GOAL OF THE EXERCISE:
Transcribe the material verbatim in full; the pictures do not belong in the copy.

DATA SECTION:
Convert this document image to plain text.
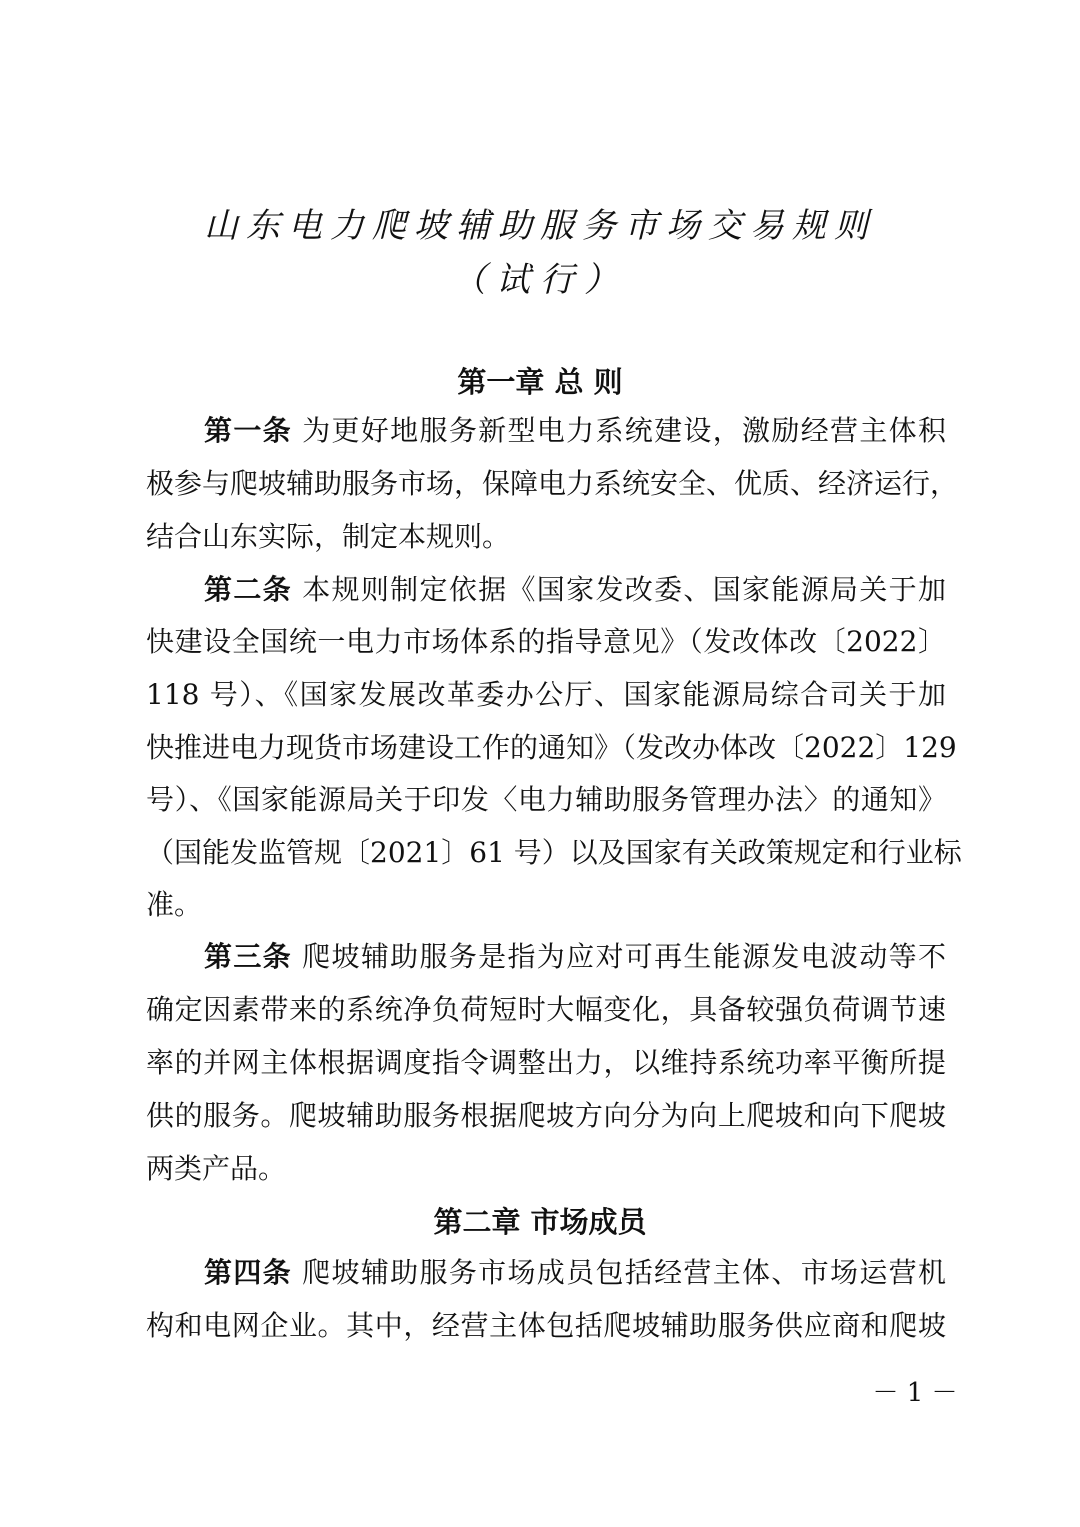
山东电力爬坡辅助服务市场交易规则
（试行）
第一章 总 则
第一条 为更好地服务新型电力系统建设，激励经营主体积
极参与爬坡辅助服务市场，保障电力系统安全、优质、经济运行，
结合山东实际，制定本规则。
第二条 本规则制定依据《国家发改委、国家能源局关于加
快建设全国统一电力市场体系的指导意见》（发改体改〔2022〕
118 号）、《国家发展改革委办公厅、国家能源局综合司关于加
快推进电力现货市场建设工作的通知》（发改办体改〔2022〕129
号）、《国家能源局关于印发〈电力辅助服务管理办法〉的通知》
（国能发监管规〔2021〕61 号）以及国家有关政策规定和行业标
准。
第三条 爬坡辅助服务是指为应对可再生能源发电波动等不
确定因素带来的系统净负荷短时大幅变化，具备较强负荷调节速
率的并网主体根据调度指令调整出力，以维持系统功率平衡所提
供的服务。爬坡辅助服务根据爬坡方向分为向上爬坡和向下爬坡
两类产品。
第二章 市场成员
第四条 爬坡辅助服务市场成员包括经营主体、市场运营机
构和电网企业。其中，经营主体包括爬坡辅助服务供应商和爬坡
－ 1 －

RESPONSE TO THE TASK:
Convert this document image to plain text.
山东电力爬坡辅助服务市场交易规则
（试行）
第一章 总 则
第一条 为更好地服务新型电力系统建设，激励经营主体积
极参与爬坡辅助服务市场，保障电力系统安全、优质、经济运行，
结合山东实际，制定本规则。
第二条 本规则制定依据《国家发改委、国家能源局关于加
快建设全国统一电力市场体系的指导意见》（发改体改〔2022〕
118 号）、《国家发展改革委办公厅、国家能源局综合司关于加
快推进电力现货市场建设工作的通知》（发改办体改〔2022〕129
号）、《国家能源局关于印发〈电力辅助服务管理办法〉的通知》
（国能发监管规〔2021〕61 号）以及国家有关政策规定和行业标
准。
第三条 爬坡辅助服务是指为应对可再生能源发电波动等不
确定因素带来的系统净负荷短时大幅变化，具备较强负荷调节速
率的并网主体根据调度指令调整出力，以维持系统功率平衡所提
供的服务。爬坡辅助服务根据爬坡方向分为向上爬坡和向下爬坡
两类产品。
第二章 市场成员
第四条 爬坡辅助服务市场成员包括经营主体、市场运营机
构和电网企业。其中，经营主体包括爬坡辅助服务供应商和爬坡
－ 1 －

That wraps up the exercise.